__Task directions__
Output every line of the material exactly, omitting images.

__Available records__
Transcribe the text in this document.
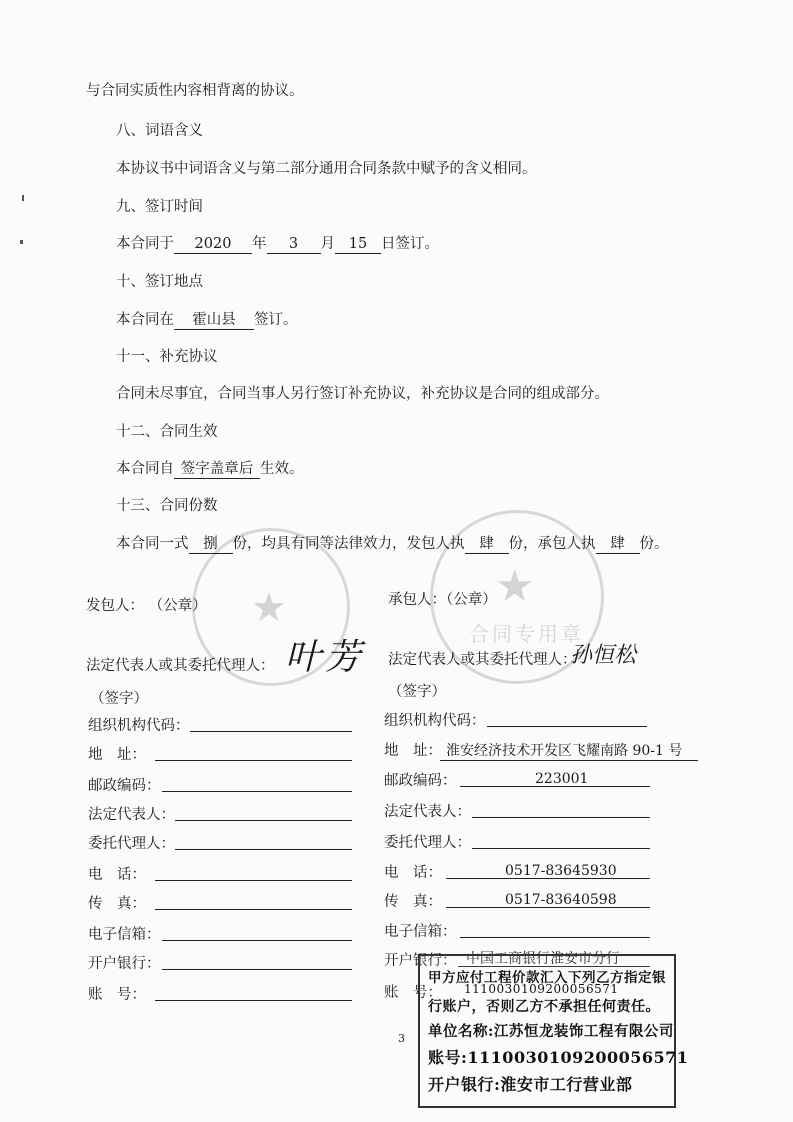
★	★
合同专用章
与合同实质性内容相背离的协议。
八、词语含义
本协议书中词语含义与第二部分通用合同条款中赋予的含义相同。
九、签订时间
本合同于 2020 年 3 月 15 日签订。
十、签订地点
本合同在 霍山县 签订。
十一、补充协议
合同未尽事宜，合同当事人另行签订补充协议，补充协议是合同的组成部分。
十二、合同生效
本合同自 签字盖章后 生效。
十三、合同份数
本合同一式 捌 份，均具有同等法律效力，发包人执 肆 份，承包人执 肆 份。
发包人： （公章）	承包人：（公章）
法定代表人或其委托代理人： 叶芳
（签字）
法定代表人或其委托代理人：
孙恒松
（签字）
组织机构代码：
地　址：
邮政编码：
法定代表人：
委托代理人：
电　话：
传　真：
电子信箱：
开户银行：
账　号：
组织机构代码：
地　址： 淮安经济技术开发区飞耀南路 90-1 号
邮政编码：	223001
法定代表人：
委托代理人：
电　话：	0517-83645930
传　真：	0517-83640598
电子信箱：
开户银行： 中国工商银行淮安市分行
账　号：
甲方应付工程价款汇入下列乙方指定银
1110030109200056571
行账户，否则乙方不承担任何责任。
单位名称:江苏恒龙装饰工程有限公司
账号:1110030109200056571
开户银行:淮安市工行营业部
3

__Task result__
Transcribe the text in this document.
★	★
合同专用章
与合同实质性内容相背离的协议。
八、词语含义
本协议书中词语含义与第二部分通用合同条款中赋予的含义相同。
九、签订时间
本合同于 2020 年 3 月 15 日签订。
十、签订地点
本合同在 霍山县 签订。
十一、补充协议
合同未尽事宜，合同当事人另行签订补充协议，补充协议是合同的组成部分。
十二、合同生效
本合同自 签字盖章后 生效。
十三、合同份数
本合同一式 捌 份，均具有同等法律效力，发包人执 肆 份，承包人执 肆 份。
发包人： （公章）	承包人：（公章）
法定代表人或其委托代理人： 叶芳
（签字）
法定代表人或其委托代理人：
孙恒松
（签字）
组织机构代码：
地　址：
邮政编码：
法定代表人：
委托代理人：
电　话：
传　真：
电子信箱：
开户银行：
账　号：
组织机构代码：
地　址： 淮安经济技术开发区飞耀南路 90-1 号
邮政编码：	223001
法定代表人：
委托代理人：
电　话：	0517-83645930
传　真：	0517-83640598
电子信箱：
开户银行： 中国工商银行淮安市分行
账　号：
甲方应付工程价款汇入下列乙方指定银
1110030109200056571
行账户，否则乙方不承担任何责任。
单位名称:江苏恒龙装饰工程有限公司
账号:1110030109200056571
开户银行:淮安市工行营业部
3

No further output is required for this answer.